- _TASK REQUIREMENTS_
The answer must be one number: how many lines in the records below contain the word "neque".

SUPPLIED RECORDS section start

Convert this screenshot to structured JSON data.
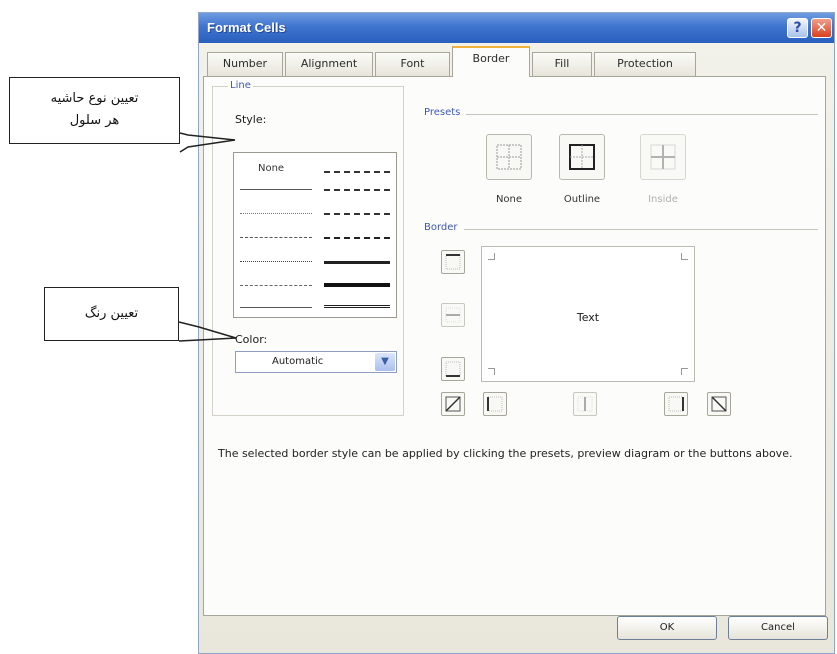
{
  "window": {
    "title": "Format Cells",
    "help_glyph": "?",
    "close_glyph": "✕"
  },
  "tabs": [
    {
      "label": "Number",
      "active": false
    },
    {
      "label": "Alignment",
      "active": false
    },
    {
      "label": "Font",
      "active": false
    },
    {
      "label": "Border",
      "active": true
    },
    {
      "label": "Fill",
      "active": false
    },
    {
      "label": "Protection",
      "active": false
    }
  ],
  "line": {
    "group_label": "Line",
    "style_label": "Style:",
    "style_none": "None",
    "color_label": "Color:",
    "color_value": "Automatic"
  },
  "presets": {
    "group_label": "Presets",
    "items": [
      {
        "label": "None",
        "enabled": true
      },
      {
        "label": "Outline",
        "enabled": true
      },
      {
        "label": "Inside",
        "enabled": false
      }
    ]
  },
  "border": {
    "group_label": "Border",
    "preview_text": "Text"
  },
  "hint": "The selected border style can be applied by clicking the presets, preview diagram or the buttons above.",
  "buttons": {
    "ok": "OK",
    "cancel": "Cancel"
  },
  "callouts": {
    "style_line1": "تعیین نوع حاشیه",
    "style_line2": "هر سلول",
    "color": "تعیین رنگ"
  },
  "colors": {
    "title_bar": "#2a5fbe",
    "accent_tab": "#f3b23c",
    "group_label": "#3f58b3"
  }
}
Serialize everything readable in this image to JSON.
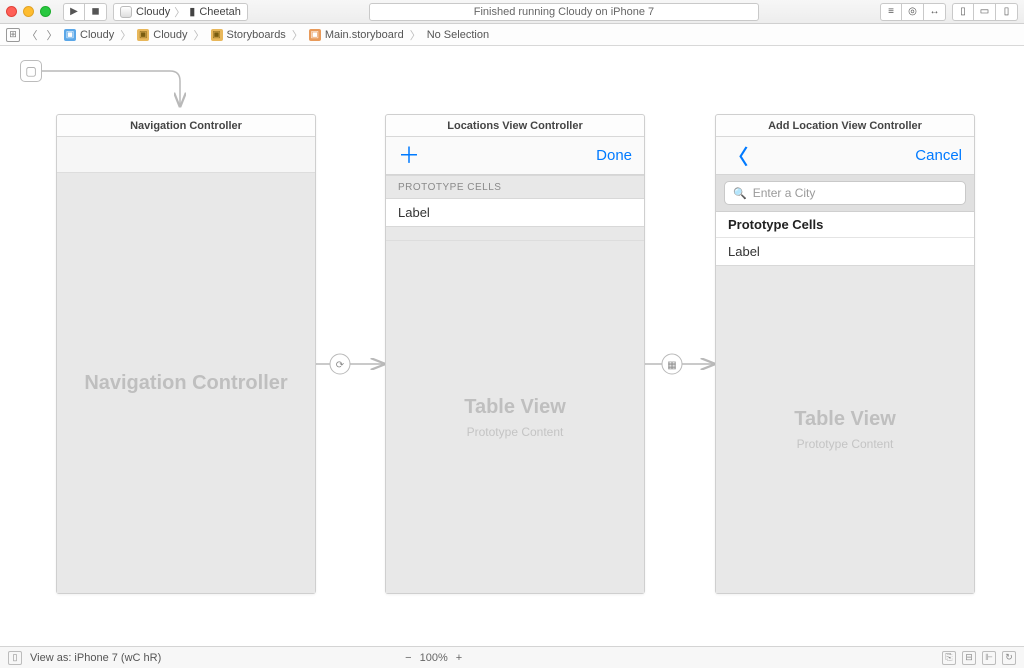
{
  "toolbar": {
    "scheme_app": "Cloudy",
    "scheme_device": "Cheetah",
    "status_text": "Finished running Cloudy on iPhone 7"
  },
  "jumpbar": {
    "items": [
      "Cloudy",
      "Cloudy",
      "Storyboards",
      "Main.storyboard",
      "No Selection"
    ]
  },
  "scenes": {
    "nav": {
      "title": "Navigation Controller",
      "center_label": "Navigation Controller"
    },
    "locations": {
      "title": "Locations View Controller",
      "navbar_right": "Done",
      "prototype_header": "PROTOTYPE CELLS",
      "cell_label": "Label",
      "tableview_title": "Table View",
      "tableview_subtitle": "Prototype Content"
    },
    "add_location": {
      "title": "Add Location View Controller",
      "navbar_right": "Cancel",
      "search_placeholder": "Enter a City",
      "section_header": "Prototype Cells",
      "cell_label": "Label",
      "tableview_title": "Table View",
      "tableview_subtitle": "Prototype Content"
    }
  },
  "bottom": {
    "view_as": "View as: iPhone 7 (wC hR)",
    "zoom_percent": "100%"
  }
}
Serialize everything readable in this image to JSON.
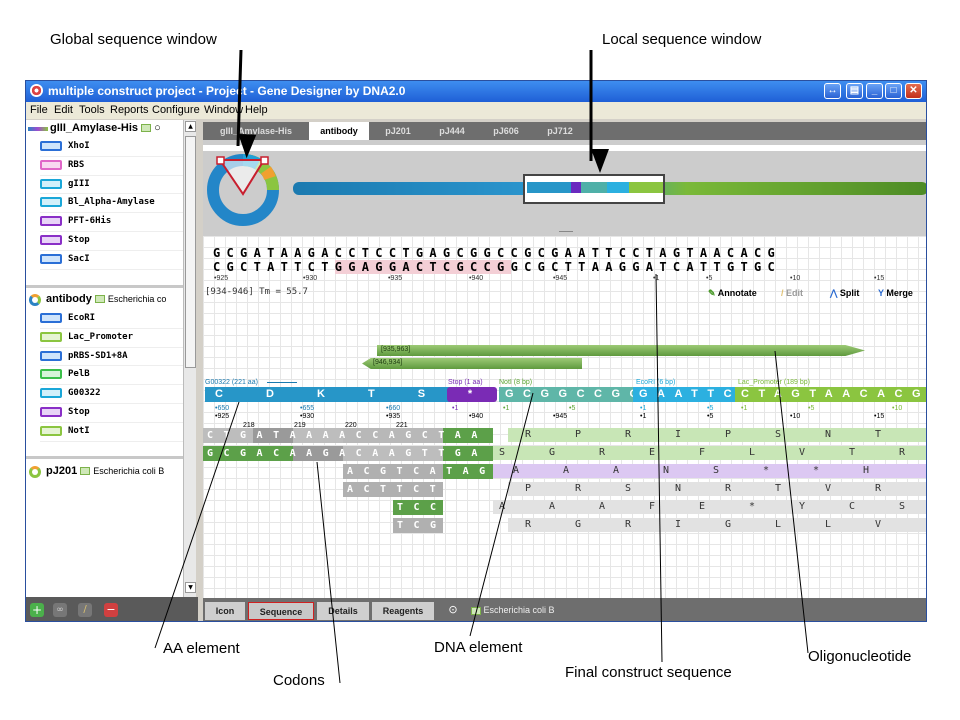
{
  "callouts": {
    "global": "Global sequence window",
    "local": "Local sequence window",
    "aa": "AA element",
    "codons": "Codons",
    "dna": "DNA element",
    "final": "Final construct sequence",
    "oligo": "Oligonucleotide"
  },
  "window": {
    "title": "multiple construct project - Project - Gene Designer by DNA2.0",
    "menu": [
      "File",
      "Edit",
      "Tools",
      "Reports",
      "Configure",
      "Window",
      "Help"
    ]
  },
  "left": {
    "groups": [
      {
        "name": "gIII_Amylase-His",
        "organism": "",
        "items": [
          "XhoI",
          "RBS",
          "gIII",
          "Bl_Alpha-Amylase",
          "PFT-6His",
          "Stop",
          "SacI"
        ]
      },
      {
        "name": "antibody",
        "organism": "Escherichia co",
        "items": [
          "EcoRI",
          "Lac_Promoter",
          "pRBS-SD1+8A",
          "PelB",
          "G00322",
          "Stop",
          "NotI"
        ]
      },
      {
        "name": "pJ201",
        "organism": "Escherichia coli B",
        "items": []
      }
    ]
  },
  "tabs": [
    "gIII_Amylase-His",
    "antibody",
    "pJ201",
    "pJ444",
    "pJ606",
    "pJ712"
  ],
  "sequence": {
    "top": "GCGATAAGACCTCCTGAGCGGCCGCGAATTCCTAGTAACACG",
    "bottom_a": "CGCTATTCT",
    "bottom_b": "GGAGGACTCGCCG",
    "bottom_c": "GCGCTTAAGGATCATTGTGC",
    "pos_labels": [
      "•925",
      "•930",
      "•935",
      "•940",
      "•945",
      "•1",
      "•5",
      "•10",
      "•15"
    ],
    "tm": "[934-946] Tm = 55.7",
    "tools": [
      "Annotate",
      "Edit",
      "Split",
      "Merge"
    ]
  },
  "oligos": [
    "[935,963]",
    "[946,934]"
  ],
  "features": {
    "g00322": "G00322 (221 aa)",
    "stop": "Stop (1 aa)",
    "noti": "NotI (8 bp)",
    "ecori": "EcoRI (6 bp)",
    "lac": "Lac_Promoter (189 bp)",
    "aa_letters": "C   D   K   T   S",
    "stop_char": "*",
    "noti_seq": "GCGGCCGC",
    "ecori_seq": "GAATTC",
    "lac_seq": "CTAGTAACACG"
  },
  "marks": {
    "row1": [
      "•650",
      "•655",
      "•660",
      "•1",
      "•1",
      "•5",
      "•1",
      "•5",
      "•1",
      "•5",
      "•10"
    ],
    "row2": [
      "•925",
      "•930",
      "•935",
      "•940",
      "•945",
      "•1",
      "•5",
      "•10",
      "•15"
    ],
    "nums": [
      "218",
      "219",
      "220",
      "221"
    ]
  },
  "codons": {
    "r1a": "CTGATAAAACCAGCTAA",
    "r2": "GCGACAAGACAAGTTGA",
    "r3": "ACGTCATAG",
    "r4": "ACTTCT",
    "r5": "TCC",
    "r6": "TCG"
  },
  "frames": {
    "f1": [
      "R",
      "P",
      "R",
      "I",
      "P",
      "S",
      "N",
      "T"
    ],
    "f2": [
      "S",
      "G",
      "R",
      "E",
      "F",
      "L",
      "V",
      "T",
      "R"
    ],
    "f3": [
      "A",
      "A",
      "A",
      "N",
      "S",
      "*",
      "*",
      "H"
    ],
    "f4": [
      "P",
      "R",
      "S",
      "N",
      "R",
      "T",
      "V",
      "R"
    ],
    "f5": [
      "A",
      "A",
      "A",
      "F",
      "E",
      "*",
      "Y",
      "C",
      "S"
    ],
    "f6": [
      "R",
      "G",
      "R",
      "I",
      "G",
      "L",
      "L",
      "V"
    ]
  },
  "bottom_tabs": [
    "Icon",
    "Sequence",
    "Details",
    "Reagents"
  ],
  "organism": "Escherichia coli B"
}
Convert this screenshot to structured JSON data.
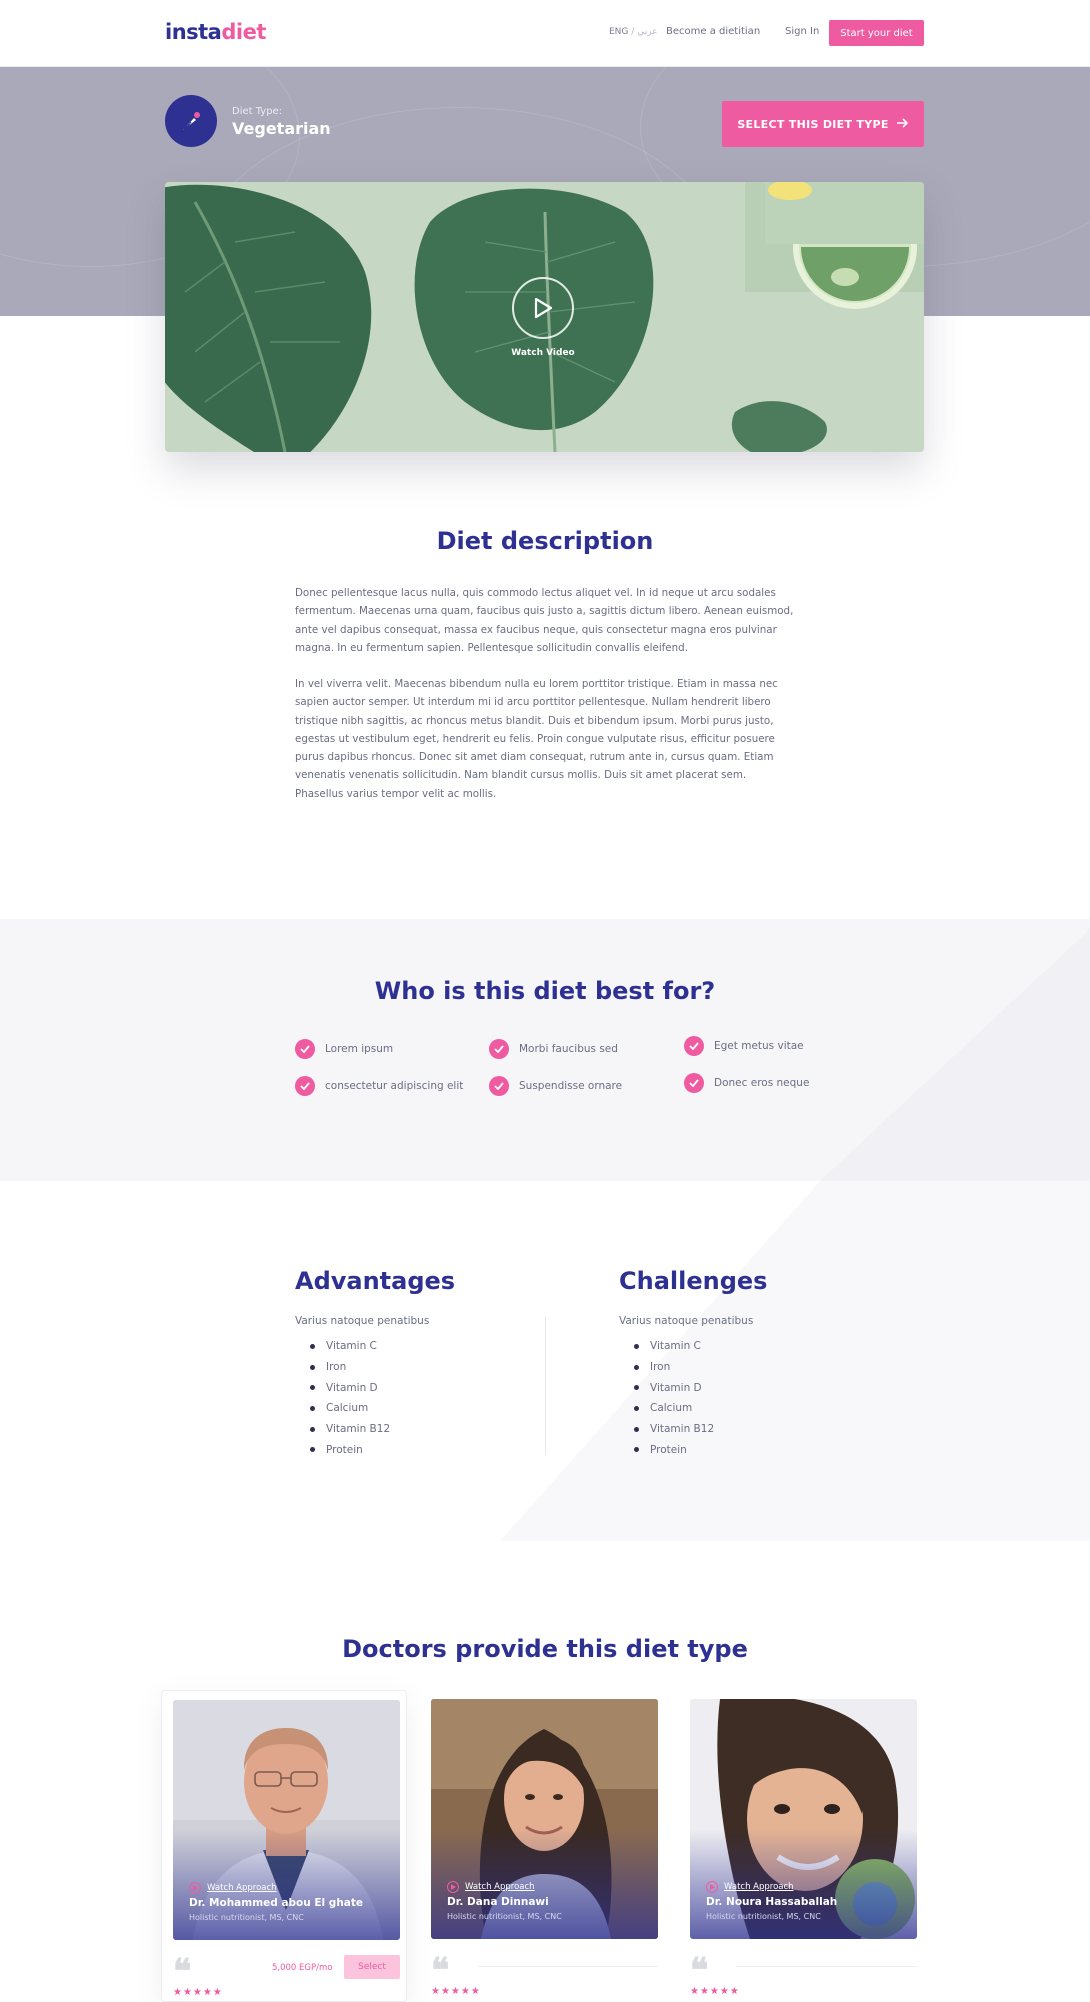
{
  "nav": {
    "logo_part1": "insta",
    "logo_part2": "diet",
    "lang_en": "ENG",
    "lang_sep": "/",
    "lang_ar": "عربي",
    "become": "Become a dietitian",
    "signin": "Sign In",
    "cta": "Start your diet"
  },
  "hero": {
    "diet_label": "Diet Type:",
    "diet_value": "Vegetarian",
    "select_label": "SELECT THIS DIET TYPE",
    "watch_video": "Watch Video"
  },
  "description": {
    "title": "Diet description",
    "p1": " Donec pellentesque lacus nulla, quis commodo lectus aliquet vel. In id neque ut arcu sodales fermentum. Maecenas urna quam, faucibus quis justo a, sagittis dictum libero. Aenean euismod, ante vel dapibus consequat, massa ex faucibus neque, quis consectetur magna eros pulvinar magna. In eu fermentum sapien. Pellentesque sollicitudin convallis eleifend.",
    "p2": "In vel viverra velit. Maecenas bibendum nulla eu lorem porttitor tristique. Etiam in massa nec sapien auctor semper. Ut interdum mi id arcu porttitor pellentesque. Nullam hendrerit libero tristique nibh sagittis, ac rhoncus metus blandit. Duis et bibendum ipsum. Morbi purus justo, egestas ut vestibulum eget, hendrerit eu felis. Proin congue vulputate risus, efficitur posuere purus dapibus rhoncus. Donec sit amet diam consequat, rutrum ante in, cursus quam. Etiam venenatis venenatis sollicitudin. Nam blandit cursus mollis. Duis sit amet placerat sem. Phasellus varius tempor velit ac mollis."
  },
  "best_for": {
    "title": "Who is this diet best for?",
    "items": [
      "Lorem ipsum",
      "consectetur adipiscing elit",
      "Morbi faucibus sed",
      "Suspendisse ornare",
      "Eget metus vitae",
      "Donec eros neque"
    ]
  },
  "advantages": {
    "title": "Advantages",
    "sub": "Varius natoque penatibus",
    "items": [
      "Vitamin C",
      "Iron",
      "Vitamin D",
      "Calcium",
      "Vitamin B12",
      "Protein"
    ]
  },
  "challenges": {
    "title": "Challenges",
    "sub": "Varius natoque penatibus",
    "items": [
      "Vitamin C",
      "Iron",
      "Vitamin D",
      "Calcium",
      "Vitamin B12",
      "Protein"
    ]
  },
  "doctors": {
    "title": "Doctors provide this diet type",
    "watch_label": "Watch Approach",
    "list": [
      {
        "name": "Dr. Mohammed abou El ghate",
        "title": "Holistic nutritionist, MS, CNC",
        "price": "5,000 EGP/mo",
        "select": "Select"
      },
      {
        "name": "Dr. Dana Dinnawi",
        "title": "Holistic nutritionist, MS, CNC"
      },
      {
        "name": "Dr. Noura Hassaballah",
        "title": "Holistic nutritionist, MS, CNC"
      }
    ],
    "quote_mark": "❝",
    "stars": "★★★★★"
  },
  "colors": {
    "brand_navy": "#2e3192",
    "brand_pink": "#ef5ba1",
    "hero_band": "#a9a9b9"
  }
}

SUPPLIED RECORDS section end

- _YOUR RESPONSE_
2